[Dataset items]

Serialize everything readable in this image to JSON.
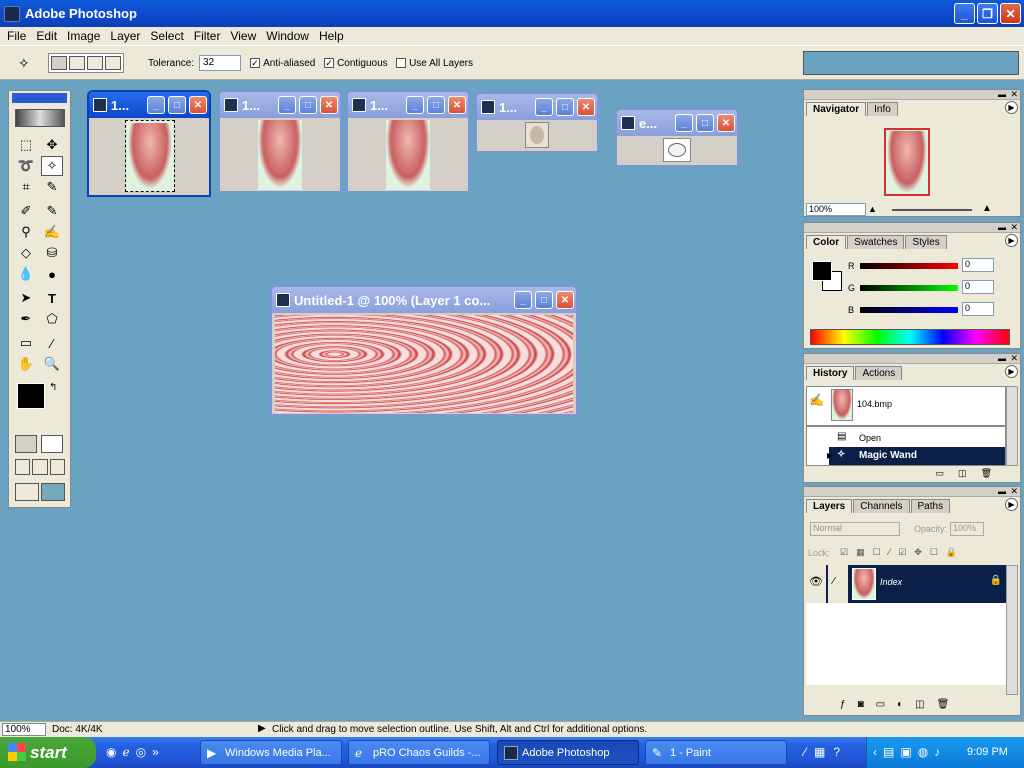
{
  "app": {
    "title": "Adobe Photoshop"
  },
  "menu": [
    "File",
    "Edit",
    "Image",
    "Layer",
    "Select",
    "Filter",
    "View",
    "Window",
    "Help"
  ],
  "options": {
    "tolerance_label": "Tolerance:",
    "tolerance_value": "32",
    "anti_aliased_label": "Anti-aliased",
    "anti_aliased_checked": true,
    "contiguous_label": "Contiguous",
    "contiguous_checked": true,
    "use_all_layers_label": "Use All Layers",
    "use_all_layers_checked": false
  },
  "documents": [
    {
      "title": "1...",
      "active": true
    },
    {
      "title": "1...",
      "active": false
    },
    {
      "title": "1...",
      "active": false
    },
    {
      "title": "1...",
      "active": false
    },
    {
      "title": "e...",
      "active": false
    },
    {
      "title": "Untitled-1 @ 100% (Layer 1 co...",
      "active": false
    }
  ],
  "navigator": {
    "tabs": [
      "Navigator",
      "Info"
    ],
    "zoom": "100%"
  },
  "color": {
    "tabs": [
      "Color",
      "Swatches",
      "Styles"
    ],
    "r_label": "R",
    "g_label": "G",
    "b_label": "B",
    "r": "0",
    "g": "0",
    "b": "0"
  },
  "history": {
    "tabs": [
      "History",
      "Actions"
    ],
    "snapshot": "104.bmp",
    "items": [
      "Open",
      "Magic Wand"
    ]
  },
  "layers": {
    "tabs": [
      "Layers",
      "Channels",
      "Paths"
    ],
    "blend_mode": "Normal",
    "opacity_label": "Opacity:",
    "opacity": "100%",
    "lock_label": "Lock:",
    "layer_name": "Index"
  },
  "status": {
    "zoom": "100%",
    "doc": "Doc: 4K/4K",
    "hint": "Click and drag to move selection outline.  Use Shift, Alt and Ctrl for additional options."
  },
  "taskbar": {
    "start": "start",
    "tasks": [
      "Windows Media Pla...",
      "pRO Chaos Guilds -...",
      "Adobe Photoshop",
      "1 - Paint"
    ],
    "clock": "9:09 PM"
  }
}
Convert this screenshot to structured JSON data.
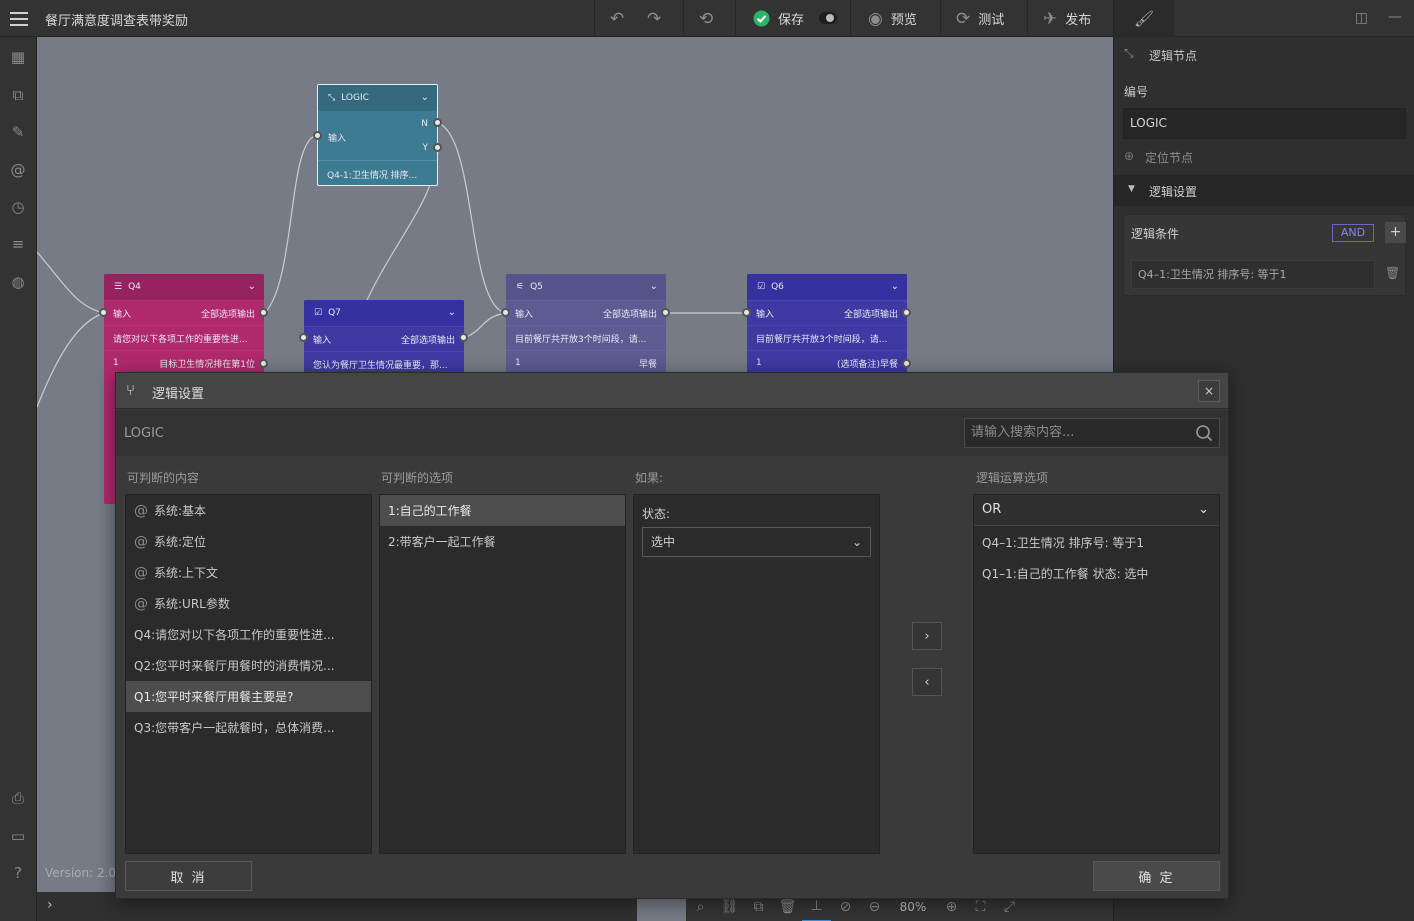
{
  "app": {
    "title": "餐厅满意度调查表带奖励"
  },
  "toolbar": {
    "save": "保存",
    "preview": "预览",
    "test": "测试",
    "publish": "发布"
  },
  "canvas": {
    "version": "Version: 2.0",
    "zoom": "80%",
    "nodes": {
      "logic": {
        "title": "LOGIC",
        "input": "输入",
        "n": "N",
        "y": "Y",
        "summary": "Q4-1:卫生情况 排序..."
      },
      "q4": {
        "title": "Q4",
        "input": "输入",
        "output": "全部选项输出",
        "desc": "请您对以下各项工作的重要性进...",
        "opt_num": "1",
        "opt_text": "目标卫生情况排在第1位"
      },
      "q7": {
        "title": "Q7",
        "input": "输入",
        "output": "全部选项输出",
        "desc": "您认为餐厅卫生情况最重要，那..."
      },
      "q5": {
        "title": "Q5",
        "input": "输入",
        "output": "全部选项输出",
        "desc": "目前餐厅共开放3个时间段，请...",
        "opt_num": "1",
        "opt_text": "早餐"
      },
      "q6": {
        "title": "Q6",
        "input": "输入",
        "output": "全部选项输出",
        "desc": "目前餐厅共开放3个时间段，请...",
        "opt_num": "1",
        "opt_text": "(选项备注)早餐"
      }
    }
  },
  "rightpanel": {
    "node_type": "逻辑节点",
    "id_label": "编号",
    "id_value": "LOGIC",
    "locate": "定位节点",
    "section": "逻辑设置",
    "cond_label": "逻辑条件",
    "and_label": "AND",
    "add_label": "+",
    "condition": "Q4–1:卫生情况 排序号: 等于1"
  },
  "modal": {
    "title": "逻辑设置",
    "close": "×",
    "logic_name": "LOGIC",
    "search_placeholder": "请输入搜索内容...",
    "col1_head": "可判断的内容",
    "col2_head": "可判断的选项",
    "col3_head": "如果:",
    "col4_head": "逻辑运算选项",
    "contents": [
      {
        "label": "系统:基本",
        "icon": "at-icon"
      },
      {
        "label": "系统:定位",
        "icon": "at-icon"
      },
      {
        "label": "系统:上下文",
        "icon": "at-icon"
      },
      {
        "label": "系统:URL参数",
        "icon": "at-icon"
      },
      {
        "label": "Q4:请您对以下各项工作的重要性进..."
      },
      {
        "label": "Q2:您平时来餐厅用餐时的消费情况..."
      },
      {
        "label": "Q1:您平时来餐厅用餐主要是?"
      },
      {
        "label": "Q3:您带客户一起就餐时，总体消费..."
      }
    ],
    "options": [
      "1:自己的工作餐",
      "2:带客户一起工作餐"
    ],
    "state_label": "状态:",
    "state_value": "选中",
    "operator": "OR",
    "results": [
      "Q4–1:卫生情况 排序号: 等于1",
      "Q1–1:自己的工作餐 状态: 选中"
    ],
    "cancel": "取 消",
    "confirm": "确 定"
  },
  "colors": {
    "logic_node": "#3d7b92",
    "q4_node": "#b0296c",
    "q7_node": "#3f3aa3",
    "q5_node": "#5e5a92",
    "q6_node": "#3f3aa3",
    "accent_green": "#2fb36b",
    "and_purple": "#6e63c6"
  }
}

▶ _Objective_
From the records above, pull out each line that has "JSON".

▶ _Task output_
Serialize everything readable in this image to JSON.
Convert this screenshot to structured JSON data.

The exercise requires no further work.